Stated exercise: Write out the whole listing word for word.

Dataset entries:
* * * * * * *

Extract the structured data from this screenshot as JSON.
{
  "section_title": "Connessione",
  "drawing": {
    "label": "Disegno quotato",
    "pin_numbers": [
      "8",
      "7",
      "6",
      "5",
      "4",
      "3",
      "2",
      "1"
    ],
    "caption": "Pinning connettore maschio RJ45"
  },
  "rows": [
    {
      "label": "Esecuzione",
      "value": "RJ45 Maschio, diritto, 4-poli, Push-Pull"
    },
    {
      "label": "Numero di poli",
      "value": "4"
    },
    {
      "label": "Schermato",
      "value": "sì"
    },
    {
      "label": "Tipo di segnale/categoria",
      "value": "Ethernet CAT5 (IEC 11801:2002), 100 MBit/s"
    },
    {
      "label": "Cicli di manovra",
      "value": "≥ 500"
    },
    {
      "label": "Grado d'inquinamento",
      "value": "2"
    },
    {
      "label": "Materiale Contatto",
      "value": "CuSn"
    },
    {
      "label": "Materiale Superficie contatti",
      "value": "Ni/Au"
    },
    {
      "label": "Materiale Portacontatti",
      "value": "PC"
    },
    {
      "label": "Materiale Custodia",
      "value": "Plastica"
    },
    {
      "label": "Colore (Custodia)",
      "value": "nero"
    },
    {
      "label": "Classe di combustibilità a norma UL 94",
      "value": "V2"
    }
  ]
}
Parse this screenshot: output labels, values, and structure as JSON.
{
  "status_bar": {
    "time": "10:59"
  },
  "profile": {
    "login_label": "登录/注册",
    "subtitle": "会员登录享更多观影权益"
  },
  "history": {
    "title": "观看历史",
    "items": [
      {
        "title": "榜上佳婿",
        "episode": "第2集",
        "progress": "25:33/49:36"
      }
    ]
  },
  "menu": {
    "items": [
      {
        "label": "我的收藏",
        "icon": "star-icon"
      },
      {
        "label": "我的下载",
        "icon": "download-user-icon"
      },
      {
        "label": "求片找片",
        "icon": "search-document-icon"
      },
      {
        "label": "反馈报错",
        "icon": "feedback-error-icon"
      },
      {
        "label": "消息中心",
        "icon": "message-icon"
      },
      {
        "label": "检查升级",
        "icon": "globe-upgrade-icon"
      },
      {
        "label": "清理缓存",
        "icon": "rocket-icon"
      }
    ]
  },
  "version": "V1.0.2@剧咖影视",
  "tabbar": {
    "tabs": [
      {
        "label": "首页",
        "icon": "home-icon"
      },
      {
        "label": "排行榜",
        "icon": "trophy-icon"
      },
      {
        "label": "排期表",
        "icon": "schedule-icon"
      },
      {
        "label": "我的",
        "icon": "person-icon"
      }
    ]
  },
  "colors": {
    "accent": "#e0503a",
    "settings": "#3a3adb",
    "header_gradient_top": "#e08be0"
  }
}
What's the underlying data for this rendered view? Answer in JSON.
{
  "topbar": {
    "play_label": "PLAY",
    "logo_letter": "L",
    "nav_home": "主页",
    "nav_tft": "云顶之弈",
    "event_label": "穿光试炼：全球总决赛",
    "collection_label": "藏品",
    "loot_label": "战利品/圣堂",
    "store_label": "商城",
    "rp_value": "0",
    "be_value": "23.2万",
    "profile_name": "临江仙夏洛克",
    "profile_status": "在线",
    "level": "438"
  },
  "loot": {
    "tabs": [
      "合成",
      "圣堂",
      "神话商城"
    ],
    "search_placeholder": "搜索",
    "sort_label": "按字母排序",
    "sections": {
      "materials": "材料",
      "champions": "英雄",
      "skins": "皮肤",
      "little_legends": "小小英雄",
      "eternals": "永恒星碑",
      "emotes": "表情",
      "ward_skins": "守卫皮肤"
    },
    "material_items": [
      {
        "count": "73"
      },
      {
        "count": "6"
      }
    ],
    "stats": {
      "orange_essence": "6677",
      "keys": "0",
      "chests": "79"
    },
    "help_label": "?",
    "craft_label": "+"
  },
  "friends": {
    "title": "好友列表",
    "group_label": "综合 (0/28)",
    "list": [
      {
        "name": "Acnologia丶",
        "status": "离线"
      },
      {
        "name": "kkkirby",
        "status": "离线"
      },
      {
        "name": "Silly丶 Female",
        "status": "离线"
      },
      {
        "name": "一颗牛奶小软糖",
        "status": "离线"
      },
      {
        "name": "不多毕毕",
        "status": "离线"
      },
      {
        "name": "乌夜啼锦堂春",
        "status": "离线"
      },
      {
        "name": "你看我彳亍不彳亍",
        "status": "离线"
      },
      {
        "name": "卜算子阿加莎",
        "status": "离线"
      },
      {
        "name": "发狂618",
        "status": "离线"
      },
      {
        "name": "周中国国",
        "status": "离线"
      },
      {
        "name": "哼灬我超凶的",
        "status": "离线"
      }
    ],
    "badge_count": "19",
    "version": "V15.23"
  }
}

* * * * * * *

Right answer:
Extract the structured data from this screenshot as JSON.
{
  "section_title": "Connessione",
  "drawing": {
    "label": "Disegno quotato",
    "pin_numbers": [
      "8",
      "7",
      "6",
      "5",
      "4",
      "3",
      "2",
      "1"
    ],
    "caption": "Pinning connettore maschio RJ45"
  },
  "rows": [
    {
      "label": "Esecuzione",
      "value": "RJ45 Maschio, diritto, 4-poli, Push-Pull"
    },
    {
      "label": "Numero di poli",
      "value": "4"
    },
    {
      "label": "Schermato",
      "value": "sì"
    },
    {
      "label": "Tipo di segnale/categoria",
      "value": "Ethernet CAT5 (IEC 11801:2002), 100 MBit/s"
    },
    {
      "label": "Cicli di manovra",
      "value": "≥ 500"
    },
    {
      "label": "Grado d'inquinamento",
      "value": "2"
    },
    {
      "label": "Materiale Contatto",
      "value": "CuSn"
    },
    {
      "label": "Materiale Superficie contatti",
      "value": "Ni/Au"
    },
    {
      "label": "Materiale Portacontatti",
      "value": "PC"
    },
    {
      "label": "Materiale Custodia",
      "value": "Plastica"
    },
    {
      "label": "Colore (Custodia)",
      "value": "nero"
    },
    {
      "label": "Classe di combustibilità a norma UL 94",
      "value": "V2"
    }
  ]
}
Parse this screenshot: output labels, values, and structure as JSON.
{
  "status_bar": {
    "time": "10:59"
  },
  "profile": {
    "login_label": "登录/注册",
    "subtitle": "会员登录享更多观影权益"
  },
  "history": {
    "title": "观看历史",
    "items": [
      {
        "title": "榜上佳婿",
        "episode": "第2集",
        "progress": "25:33/49:36"
      }
    ]
  },
  "menu": {
    "items": [
      {
        "label": "我的收藏",
        "icon": "star-icon"
      },
      {
        "label": "我的下载",
        "icon": "download-user-icon"
      },
      {
        "label": "求片找片",
        "icon": "search-document-icon"
      },
      {
        "label": "反馈报错",
        "icon": "feedback-error-icon"
      },
      {
        "label": "消息中心",
        "icon": "message-icon"
      },
      {
        "label": "检查升级",
        "icon": "globe-upgrade-icon"
      },
      {
        "label": "清理缓存",
        "icon": "rocket-icon"
      }
    ]
  },
  "version": "V1.0.2@剧咖影视",
  "tabbar": {
    "tabs": [
      {
        "label": "首页",
        "icon": "home-icon"
      },
      {
        "label": "排行榜",
        "icon": "trophy-icon"
      },
      {
        "label": "排期表",
        "icon": "schedule-icon"
      },
      {
        "label": "我的",
        "icon": "person-icon"
      }
    ]
  },
  "colors": {
    "accent": "#e0503a",
    "settings": "#3a3adb",
    "header_gradient_top": "#e08be0"
  }
}
What's the underlying data for this rendered view? Answer in JSON.
{
  "topbar": {
    "play_label": "PLAY",
    "logo_letter": "L",
    "nav_home": "主页",
    "nav_tft": "云顶之弈",
    "event_label": "穿光试炼：全球总决赛",
    "collection_label": "藏品",
    "loot_label": "战利品/圣堂",
    "store_label": "商城",
    "rp_value": "0",
    "be_value": "23.2万",
    "profile_name": "临江仙夏洛克",
    "profile_status": "在线",
    "level": "438"
  },
  "loot": {
    "tabs": [
      "合成",
      "圣堂",
      "神话商城"
    ],
    "search_placeholder": "搜索",
    "sort_label": "按字母排序",
    "sections": {
      "materials": "材料",
      "champions": "英雄",
      "skins": "皮肤",
      "little_legends": "小小英雄",
      "eternals": "永恒星碑",
      "emotes": "表情",
      "ward_skins": "守卫皮肤"
    },
    "material_items": [
      {
        "count": "73"
      },
      {
        "count": "6"
      }
    ],
    "stats": {
      "orange_essence": "6677",
      "keys": "0",
      "chests": "79"
    },
    "help_label": "?",
    "craft_label": "+"
  },
  "friends": {
    "title": "好友列表",
    "group_label": "综合 (0/28)",
    "list": [
      {
        "name": "Acnologia丶",
        "status": "离线"
      },
      {
        "name": "kkkirby",
        "status": "离线"
      },
      {
        "name": "Silly丶 Female",
        "status": "离线"
      },
      {
        "name": "一颗牛奶小软糖",
        "status": "离线"
      },
      {
        "name": "不多毕毕",
        "status": "离线"
      },
      {
        "name": "乌夜啼锦堂春",
        "status": "离线"
      },
      {
        "name": "你看我彳亍不彳亍",
        "status": "离线"
      },
      {
        "name": "卜算子阿加莎",
        "status": "离线"
      },
      {
        "name": "发狂618",
        "status": "离线"
      },
      {
        "name": "周中国国",
        "status": "离线"
      },
      {
        "name": "哼灬我超凶的",
        "status": "离线"
      }
    ],
    "badge_count": "19",
    "version": "V15.23"
  }
}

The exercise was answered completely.